▶ _REQUIREMENT_: Every line that holds the string "title" is to be identified and copied.

▶ _DATA EXTRACT_:
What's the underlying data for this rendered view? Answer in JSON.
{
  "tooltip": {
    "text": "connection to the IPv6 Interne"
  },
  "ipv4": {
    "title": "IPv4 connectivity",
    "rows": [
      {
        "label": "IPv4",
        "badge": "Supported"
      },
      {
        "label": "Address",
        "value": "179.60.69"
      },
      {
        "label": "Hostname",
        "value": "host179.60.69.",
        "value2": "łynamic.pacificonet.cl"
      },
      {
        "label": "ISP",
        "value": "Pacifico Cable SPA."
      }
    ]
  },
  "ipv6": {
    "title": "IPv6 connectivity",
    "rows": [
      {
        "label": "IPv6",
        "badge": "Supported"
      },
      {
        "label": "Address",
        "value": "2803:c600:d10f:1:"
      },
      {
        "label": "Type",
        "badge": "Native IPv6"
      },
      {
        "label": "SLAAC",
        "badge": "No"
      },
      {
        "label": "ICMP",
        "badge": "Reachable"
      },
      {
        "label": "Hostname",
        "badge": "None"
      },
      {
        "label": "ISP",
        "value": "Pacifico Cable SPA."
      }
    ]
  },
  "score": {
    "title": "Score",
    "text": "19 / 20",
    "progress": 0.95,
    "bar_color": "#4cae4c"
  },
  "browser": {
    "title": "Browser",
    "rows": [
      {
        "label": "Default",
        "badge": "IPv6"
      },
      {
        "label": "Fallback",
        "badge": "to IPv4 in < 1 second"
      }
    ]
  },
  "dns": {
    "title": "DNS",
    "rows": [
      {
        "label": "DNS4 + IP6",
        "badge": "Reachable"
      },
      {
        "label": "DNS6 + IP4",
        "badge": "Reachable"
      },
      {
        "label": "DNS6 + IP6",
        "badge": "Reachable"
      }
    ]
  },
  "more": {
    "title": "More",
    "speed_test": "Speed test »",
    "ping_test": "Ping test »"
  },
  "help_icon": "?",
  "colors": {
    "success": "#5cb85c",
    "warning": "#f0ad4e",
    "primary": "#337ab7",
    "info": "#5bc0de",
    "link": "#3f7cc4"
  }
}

▶ _ANSWER TO THE PROBLEM_:
    "title": "IPv4 connectivity",
    "title": "IPv6 connectivity",
    "title": "Score",
    "title": "Browser",
    "title": "DNS",
    "title": "More",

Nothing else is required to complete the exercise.